Data rows:
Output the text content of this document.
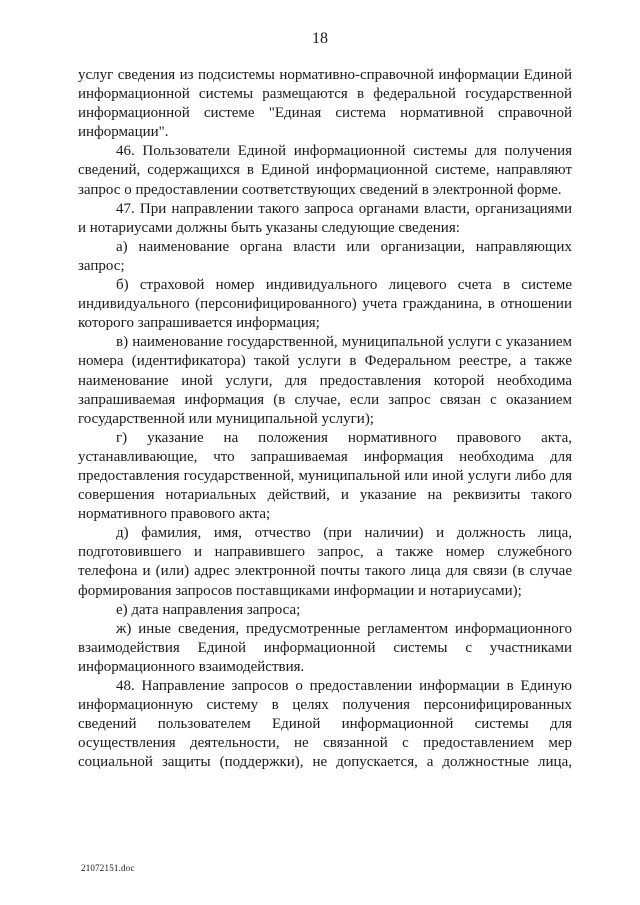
18

услуг сведения из подсистемы нормативно-справочной информации Единой информационной системы размещаются в федеральной государственной информационной системе "Единая система нормативной справочной информации".

46. Пользователи Единой информационной системы для получения сведений, содержащихся в Единой информационной системе, направляют запрос о предоставлении соответствующих сведений в электронной форме.

47. При направлении такого запроса органами власти, организациями и нотариусами должны быть указаны следующие сведения:

а) наименование органа власти или организации, направляющих запрос;

б) страховой номер индивидуального лицевого счета в системе индивидуального (персонифицированного) учета гражданина, в отношении которого запрашивается информация;

в) наименование государственной, муниципальной услуги с указанием номера (идентификатора) такой услуги в Федеральном реестре, а также наименование иной услуги, для предоставления которой необходима запрашиваемая информация (в случае, если запрос связан с оказанием государственной или муниципальной услуги);

г) указание на положения нормативного правового акта, устанавливающие, что запрашиваемая информация необходима для предоставления государственной, муниципальной или иной услуги либо для совершения нотариальных действий, и указание на реквизиты такого нормативного правового акта;

д) фамилия, имя, отчество (при наличии) и должность лица, подготовившего и направившего запрос, а также номер служебного телефона и (или) адрес электронной почты такого лица для связи (в случае формирования запросов поставщиками информации и нотариусами);

е) дата направления запроса;

ж) иные сведения, предусмотренные регламентом информационного взаимодействия Единой информационной системы с участниками информационного взаимодействия.

48. Направление запросов о предоставлении информации в Единую информационную систему в целях получения персонифицированных сведений пользователем Единой информационной системы для осуществления деятельности, не связанной с предоставлением мер социальной защиты (поддержки), не допускается, а должностные лица,

21072151.doc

Exercise goal:
Identify the lines that contain the string "запроса", and copy every one of them.

Result of the exercise:
47. При направлении такого запроса органами власти, организациями и нотариусами должны быть указаны следующие сведения:
е) дата направления запроса;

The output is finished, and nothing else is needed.